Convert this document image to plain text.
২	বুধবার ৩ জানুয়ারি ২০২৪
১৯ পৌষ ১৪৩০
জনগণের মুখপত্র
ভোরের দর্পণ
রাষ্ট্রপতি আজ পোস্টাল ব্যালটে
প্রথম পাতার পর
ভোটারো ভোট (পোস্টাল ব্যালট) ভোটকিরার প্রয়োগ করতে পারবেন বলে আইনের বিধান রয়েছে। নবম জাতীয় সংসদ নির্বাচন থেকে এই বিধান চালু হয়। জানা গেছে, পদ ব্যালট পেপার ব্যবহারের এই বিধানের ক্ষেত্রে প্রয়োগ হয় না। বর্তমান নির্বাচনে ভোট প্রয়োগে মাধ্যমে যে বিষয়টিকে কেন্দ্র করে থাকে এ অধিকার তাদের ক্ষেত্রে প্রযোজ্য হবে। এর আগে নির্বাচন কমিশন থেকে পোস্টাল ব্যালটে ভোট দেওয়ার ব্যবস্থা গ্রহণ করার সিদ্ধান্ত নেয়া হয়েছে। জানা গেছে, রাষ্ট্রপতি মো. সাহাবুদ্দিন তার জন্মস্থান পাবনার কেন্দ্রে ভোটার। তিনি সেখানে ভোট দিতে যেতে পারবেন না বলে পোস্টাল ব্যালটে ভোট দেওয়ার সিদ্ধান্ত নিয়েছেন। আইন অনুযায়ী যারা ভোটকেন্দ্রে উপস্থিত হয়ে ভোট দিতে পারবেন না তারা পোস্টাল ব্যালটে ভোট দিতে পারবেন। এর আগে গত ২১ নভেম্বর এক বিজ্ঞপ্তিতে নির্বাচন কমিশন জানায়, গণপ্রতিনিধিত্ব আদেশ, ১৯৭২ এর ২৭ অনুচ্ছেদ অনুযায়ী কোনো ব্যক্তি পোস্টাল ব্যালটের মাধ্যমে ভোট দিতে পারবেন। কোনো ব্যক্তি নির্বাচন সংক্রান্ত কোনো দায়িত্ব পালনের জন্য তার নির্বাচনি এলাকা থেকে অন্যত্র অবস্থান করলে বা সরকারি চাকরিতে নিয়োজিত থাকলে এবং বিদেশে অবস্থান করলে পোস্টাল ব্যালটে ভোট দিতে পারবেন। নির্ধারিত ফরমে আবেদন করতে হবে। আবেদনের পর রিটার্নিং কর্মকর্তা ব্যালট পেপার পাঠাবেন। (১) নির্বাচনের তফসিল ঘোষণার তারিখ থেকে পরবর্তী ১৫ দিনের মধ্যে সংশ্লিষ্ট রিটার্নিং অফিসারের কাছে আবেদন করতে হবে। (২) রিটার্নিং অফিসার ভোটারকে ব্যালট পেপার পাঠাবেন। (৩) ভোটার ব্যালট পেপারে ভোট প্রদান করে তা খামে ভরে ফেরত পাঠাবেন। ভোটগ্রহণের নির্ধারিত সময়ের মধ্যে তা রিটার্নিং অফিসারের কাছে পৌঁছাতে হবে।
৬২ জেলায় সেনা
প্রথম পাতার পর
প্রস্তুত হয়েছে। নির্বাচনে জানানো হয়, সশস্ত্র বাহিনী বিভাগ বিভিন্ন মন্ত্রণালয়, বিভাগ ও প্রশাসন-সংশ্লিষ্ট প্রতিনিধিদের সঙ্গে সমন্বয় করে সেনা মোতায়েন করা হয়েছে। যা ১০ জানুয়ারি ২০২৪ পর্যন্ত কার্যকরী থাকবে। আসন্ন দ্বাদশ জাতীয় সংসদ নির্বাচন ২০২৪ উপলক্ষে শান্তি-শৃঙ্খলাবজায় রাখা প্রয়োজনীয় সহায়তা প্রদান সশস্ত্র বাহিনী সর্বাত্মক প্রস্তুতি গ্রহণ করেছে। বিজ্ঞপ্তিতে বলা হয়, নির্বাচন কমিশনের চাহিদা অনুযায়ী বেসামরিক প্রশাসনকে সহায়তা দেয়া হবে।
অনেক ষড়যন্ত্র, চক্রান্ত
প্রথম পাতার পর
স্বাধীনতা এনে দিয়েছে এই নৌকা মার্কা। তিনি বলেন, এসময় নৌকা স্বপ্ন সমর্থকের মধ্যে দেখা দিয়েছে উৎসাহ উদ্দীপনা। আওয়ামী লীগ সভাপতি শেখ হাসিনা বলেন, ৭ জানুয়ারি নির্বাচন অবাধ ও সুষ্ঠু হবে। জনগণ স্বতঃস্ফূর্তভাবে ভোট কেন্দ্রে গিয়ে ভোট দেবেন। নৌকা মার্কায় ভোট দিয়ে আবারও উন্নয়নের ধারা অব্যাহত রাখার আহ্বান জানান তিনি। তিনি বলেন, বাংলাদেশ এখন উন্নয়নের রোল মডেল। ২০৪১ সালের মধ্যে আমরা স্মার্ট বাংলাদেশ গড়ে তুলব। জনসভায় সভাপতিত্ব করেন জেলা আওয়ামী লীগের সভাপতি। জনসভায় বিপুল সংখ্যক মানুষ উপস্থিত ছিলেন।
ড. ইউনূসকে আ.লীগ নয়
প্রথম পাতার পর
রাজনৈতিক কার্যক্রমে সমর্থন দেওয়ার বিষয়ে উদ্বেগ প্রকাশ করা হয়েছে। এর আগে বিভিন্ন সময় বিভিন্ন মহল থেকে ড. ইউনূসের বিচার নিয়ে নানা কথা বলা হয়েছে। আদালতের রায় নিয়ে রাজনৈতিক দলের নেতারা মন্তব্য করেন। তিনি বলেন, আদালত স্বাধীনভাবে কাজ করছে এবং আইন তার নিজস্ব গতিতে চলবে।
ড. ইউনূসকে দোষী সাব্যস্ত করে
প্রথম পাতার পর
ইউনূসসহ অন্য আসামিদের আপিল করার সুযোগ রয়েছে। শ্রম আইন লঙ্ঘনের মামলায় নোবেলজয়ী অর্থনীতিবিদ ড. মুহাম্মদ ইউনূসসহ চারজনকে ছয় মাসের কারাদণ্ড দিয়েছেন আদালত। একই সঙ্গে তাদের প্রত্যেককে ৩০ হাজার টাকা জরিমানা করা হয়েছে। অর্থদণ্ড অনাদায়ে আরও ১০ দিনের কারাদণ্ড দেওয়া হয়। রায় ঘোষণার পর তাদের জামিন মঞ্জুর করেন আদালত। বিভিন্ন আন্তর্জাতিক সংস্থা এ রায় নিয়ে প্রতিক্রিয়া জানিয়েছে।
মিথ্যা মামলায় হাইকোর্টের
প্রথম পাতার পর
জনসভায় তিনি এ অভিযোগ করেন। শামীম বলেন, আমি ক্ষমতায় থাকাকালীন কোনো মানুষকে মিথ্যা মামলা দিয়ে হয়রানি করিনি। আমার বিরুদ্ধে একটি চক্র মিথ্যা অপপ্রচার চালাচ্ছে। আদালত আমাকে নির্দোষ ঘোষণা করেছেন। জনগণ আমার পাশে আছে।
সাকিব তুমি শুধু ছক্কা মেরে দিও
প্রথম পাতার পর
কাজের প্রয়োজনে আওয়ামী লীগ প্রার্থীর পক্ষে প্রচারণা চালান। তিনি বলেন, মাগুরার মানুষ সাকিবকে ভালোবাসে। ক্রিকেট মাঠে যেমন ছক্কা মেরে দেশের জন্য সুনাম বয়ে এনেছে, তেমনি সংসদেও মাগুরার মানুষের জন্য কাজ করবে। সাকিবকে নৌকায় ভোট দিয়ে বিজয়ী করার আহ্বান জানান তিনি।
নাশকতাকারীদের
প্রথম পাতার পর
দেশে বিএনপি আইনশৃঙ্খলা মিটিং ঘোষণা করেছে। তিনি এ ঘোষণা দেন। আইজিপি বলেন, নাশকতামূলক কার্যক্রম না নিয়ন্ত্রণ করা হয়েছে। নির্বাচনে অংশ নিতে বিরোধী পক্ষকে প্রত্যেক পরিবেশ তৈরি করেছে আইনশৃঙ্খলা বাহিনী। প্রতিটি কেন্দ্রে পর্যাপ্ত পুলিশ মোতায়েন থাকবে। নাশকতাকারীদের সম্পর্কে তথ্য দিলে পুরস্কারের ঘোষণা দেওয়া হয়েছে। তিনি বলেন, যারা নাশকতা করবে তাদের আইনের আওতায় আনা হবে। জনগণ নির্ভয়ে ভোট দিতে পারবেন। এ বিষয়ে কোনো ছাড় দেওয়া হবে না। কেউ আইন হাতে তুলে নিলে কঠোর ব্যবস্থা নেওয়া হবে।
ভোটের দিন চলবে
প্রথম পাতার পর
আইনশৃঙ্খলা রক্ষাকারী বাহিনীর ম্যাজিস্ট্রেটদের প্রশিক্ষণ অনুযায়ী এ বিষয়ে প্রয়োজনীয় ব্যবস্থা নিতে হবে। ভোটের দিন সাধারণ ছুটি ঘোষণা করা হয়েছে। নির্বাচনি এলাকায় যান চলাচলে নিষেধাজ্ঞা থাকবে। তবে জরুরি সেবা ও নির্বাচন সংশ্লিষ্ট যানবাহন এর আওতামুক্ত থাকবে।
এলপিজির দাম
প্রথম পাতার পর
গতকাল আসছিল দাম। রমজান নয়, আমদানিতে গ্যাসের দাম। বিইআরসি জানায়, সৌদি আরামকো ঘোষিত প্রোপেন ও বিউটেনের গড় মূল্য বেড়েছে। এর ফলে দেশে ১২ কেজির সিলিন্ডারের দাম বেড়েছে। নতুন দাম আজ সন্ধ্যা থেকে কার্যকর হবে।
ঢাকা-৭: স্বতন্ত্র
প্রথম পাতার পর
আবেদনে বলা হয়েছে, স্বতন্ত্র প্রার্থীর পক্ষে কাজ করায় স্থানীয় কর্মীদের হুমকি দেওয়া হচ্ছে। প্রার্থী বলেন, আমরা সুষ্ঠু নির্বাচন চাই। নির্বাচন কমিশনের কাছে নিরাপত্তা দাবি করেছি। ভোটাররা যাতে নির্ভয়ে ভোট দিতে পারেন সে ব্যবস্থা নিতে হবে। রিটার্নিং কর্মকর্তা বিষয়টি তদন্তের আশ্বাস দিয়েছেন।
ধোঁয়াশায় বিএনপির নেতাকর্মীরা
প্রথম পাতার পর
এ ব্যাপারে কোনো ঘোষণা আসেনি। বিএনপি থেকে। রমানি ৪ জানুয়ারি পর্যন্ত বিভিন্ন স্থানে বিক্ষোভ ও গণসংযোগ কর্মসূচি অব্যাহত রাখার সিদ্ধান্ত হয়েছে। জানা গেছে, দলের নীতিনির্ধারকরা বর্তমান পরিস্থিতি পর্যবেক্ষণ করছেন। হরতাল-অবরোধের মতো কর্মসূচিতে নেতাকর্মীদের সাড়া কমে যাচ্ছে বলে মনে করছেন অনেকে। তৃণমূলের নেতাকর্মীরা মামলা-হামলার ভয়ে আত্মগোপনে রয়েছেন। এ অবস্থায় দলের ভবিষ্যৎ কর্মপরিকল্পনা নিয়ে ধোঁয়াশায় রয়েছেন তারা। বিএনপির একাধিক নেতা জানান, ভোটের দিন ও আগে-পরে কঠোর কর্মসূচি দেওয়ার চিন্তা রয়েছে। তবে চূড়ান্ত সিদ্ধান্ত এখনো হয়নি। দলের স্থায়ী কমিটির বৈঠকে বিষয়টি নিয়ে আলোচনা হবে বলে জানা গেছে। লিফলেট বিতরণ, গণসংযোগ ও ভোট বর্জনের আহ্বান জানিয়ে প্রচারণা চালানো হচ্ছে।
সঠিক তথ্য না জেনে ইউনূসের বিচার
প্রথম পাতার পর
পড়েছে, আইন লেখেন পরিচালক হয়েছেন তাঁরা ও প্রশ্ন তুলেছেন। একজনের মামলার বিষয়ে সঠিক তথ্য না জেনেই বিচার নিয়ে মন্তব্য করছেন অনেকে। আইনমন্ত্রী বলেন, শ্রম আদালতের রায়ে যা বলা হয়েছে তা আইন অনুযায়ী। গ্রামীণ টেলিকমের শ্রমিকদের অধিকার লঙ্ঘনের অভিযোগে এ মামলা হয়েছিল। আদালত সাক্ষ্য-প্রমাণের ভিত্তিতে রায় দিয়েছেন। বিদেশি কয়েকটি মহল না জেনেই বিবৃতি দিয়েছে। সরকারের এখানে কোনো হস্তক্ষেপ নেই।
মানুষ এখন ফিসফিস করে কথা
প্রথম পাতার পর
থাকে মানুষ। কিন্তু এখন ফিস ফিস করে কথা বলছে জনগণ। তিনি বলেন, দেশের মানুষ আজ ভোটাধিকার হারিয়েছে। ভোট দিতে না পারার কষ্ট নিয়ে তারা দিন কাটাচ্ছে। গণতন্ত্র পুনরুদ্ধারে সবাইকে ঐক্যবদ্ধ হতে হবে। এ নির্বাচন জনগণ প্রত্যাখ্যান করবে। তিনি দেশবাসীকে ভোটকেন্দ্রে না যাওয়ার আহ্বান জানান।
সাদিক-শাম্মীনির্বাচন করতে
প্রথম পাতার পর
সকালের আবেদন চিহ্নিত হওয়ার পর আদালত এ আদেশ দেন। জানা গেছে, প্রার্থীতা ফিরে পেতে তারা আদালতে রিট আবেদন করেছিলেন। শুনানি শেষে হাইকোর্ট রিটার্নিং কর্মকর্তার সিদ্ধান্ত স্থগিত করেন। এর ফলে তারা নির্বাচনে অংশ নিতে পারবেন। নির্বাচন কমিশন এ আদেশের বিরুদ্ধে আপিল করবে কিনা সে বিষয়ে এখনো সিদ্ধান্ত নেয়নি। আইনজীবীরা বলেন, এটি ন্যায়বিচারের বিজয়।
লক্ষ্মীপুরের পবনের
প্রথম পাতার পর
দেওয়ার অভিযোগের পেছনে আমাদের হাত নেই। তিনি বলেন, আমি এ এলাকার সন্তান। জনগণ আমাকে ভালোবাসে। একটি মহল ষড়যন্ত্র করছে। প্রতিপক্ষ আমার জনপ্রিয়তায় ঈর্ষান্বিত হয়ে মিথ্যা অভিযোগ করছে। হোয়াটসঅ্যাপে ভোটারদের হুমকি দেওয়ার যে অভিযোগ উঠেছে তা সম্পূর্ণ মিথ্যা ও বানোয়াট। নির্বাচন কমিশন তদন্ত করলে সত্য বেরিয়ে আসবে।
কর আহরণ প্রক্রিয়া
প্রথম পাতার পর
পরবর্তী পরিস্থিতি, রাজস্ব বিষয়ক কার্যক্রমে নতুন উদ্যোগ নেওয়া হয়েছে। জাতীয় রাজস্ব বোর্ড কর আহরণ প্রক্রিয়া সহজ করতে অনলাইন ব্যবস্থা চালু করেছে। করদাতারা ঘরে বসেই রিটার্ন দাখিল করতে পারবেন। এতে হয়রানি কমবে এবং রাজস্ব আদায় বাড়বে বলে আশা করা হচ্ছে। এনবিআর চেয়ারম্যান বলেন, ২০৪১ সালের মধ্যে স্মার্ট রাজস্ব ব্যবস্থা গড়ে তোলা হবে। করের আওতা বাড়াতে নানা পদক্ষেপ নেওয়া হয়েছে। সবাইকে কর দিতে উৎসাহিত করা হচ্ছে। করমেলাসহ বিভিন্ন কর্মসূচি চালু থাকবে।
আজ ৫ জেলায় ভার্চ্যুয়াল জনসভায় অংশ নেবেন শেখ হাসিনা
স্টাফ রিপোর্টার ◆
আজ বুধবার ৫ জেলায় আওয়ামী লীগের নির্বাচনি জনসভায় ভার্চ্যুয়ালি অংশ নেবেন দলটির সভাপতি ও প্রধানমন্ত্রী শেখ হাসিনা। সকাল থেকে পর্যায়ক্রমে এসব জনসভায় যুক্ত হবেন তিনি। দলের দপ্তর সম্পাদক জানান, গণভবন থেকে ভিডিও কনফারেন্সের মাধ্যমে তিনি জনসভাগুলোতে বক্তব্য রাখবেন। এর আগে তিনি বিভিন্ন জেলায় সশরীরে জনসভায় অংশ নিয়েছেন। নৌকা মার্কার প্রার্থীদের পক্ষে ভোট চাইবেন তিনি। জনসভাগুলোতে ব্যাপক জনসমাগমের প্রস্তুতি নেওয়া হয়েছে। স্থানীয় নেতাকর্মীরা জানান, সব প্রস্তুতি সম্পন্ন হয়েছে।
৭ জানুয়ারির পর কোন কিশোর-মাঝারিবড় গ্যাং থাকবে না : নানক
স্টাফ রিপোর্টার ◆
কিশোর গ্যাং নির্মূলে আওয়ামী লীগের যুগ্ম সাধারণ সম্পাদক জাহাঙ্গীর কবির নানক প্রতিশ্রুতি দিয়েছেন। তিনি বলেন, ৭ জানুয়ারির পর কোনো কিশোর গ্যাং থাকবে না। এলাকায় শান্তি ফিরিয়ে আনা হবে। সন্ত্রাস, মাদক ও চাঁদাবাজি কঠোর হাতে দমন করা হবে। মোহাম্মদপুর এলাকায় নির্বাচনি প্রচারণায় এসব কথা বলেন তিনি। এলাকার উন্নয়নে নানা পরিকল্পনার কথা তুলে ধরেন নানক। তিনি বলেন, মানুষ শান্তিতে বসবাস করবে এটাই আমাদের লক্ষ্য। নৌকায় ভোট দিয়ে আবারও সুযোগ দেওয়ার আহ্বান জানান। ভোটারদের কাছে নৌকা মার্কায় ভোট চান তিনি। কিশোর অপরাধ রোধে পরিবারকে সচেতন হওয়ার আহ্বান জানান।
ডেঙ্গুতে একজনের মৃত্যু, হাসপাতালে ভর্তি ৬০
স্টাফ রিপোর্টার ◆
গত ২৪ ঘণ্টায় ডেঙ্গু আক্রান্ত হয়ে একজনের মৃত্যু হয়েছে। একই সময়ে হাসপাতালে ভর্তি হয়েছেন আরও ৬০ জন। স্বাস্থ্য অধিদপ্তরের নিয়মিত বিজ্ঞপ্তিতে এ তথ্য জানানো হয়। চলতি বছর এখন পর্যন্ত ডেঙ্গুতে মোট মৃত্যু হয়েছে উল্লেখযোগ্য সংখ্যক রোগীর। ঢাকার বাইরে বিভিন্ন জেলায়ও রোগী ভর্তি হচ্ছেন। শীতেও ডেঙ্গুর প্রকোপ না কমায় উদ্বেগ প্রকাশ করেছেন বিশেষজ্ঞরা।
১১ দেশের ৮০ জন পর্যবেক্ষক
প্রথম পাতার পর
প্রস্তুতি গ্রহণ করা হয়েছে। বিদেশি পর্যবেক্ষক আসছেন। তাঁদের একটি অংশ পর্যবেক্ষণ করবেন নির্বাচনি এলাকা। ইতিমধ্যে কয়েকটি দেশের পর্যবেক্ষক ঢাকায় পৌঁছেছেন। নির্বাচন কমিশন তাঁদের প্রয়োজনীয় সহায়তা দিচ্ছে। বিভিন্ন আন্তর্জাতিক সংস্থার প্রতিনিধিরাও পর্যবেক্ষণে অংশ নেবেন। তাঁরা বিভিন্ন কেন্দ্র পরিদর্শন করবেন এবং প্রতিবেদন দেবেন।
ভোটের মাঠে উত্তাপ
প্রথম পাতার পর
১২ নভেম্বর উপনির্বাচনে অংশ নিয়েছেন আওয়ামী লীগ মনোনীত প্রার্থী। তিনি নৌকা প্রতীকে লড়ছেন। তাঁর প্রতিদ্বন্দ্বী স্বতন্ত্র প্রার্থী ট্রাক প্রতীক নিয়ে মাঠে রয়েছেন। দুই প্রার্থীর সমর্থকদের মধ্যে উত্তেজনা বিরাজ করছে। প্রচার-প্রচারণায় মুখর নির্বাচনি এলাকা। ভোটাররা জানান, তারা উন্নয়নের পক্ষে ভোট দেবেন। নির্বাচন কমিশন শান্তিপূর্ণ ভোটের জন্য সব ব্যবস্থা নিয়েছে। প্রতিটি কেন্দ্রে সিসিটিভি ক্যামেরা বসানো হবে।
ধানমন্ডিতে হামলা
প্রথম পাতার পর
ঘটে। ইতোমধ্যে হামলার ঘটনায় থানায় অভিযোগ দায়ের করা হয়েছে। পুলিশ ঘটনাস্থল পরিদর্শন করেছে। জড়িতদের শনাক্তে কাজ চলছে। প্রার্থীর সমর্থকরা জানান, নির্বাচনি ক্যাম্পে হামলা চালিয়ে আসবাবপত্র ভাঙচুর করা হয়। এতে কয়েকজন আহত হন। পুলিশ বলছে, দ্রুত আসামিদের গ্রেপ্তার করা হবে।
==========
*Direction*: Which lines in the data above contain "আহরণ"? Show each one.

*Reply*:
কর আহরণ প্রক্রিয়া
পরবর্তী পরিস্থিতি, রাজস্ব বিষয়ক কার্যক্রমে নতুন উদ্যোগ নেওয়া হয়েছে। জাতীয় রাজস্ব বোর্ড কর আহরণ প্রক্রিয়া সহজ করতে অনলাইন ব্যবস্থা চালু করেছে। করদাতারা ঘরে বসেই রিটার্ন দাখিল করতে পারবেন। এতে হয়রানি কমবে এবং রাজস্ব আদায় বাড়বে বলে আশা করা হচ্ছে। এনবিআর চেয়ারম্যান বলেন, ২০৪১ সালের মধ্যে স্মার্ট রাজস্ব ব্যবস্থা গড়ে তোলা হবে। করের আওতা বাড়াতে নানা পদক্ষেপ নেওয়া হয়েছে। সবাইকে কর দিতে উৎসাহিত করা হচ্ছে। করমেলাসহ বিভিন্ন কর্মসূচি চালু থাকবে।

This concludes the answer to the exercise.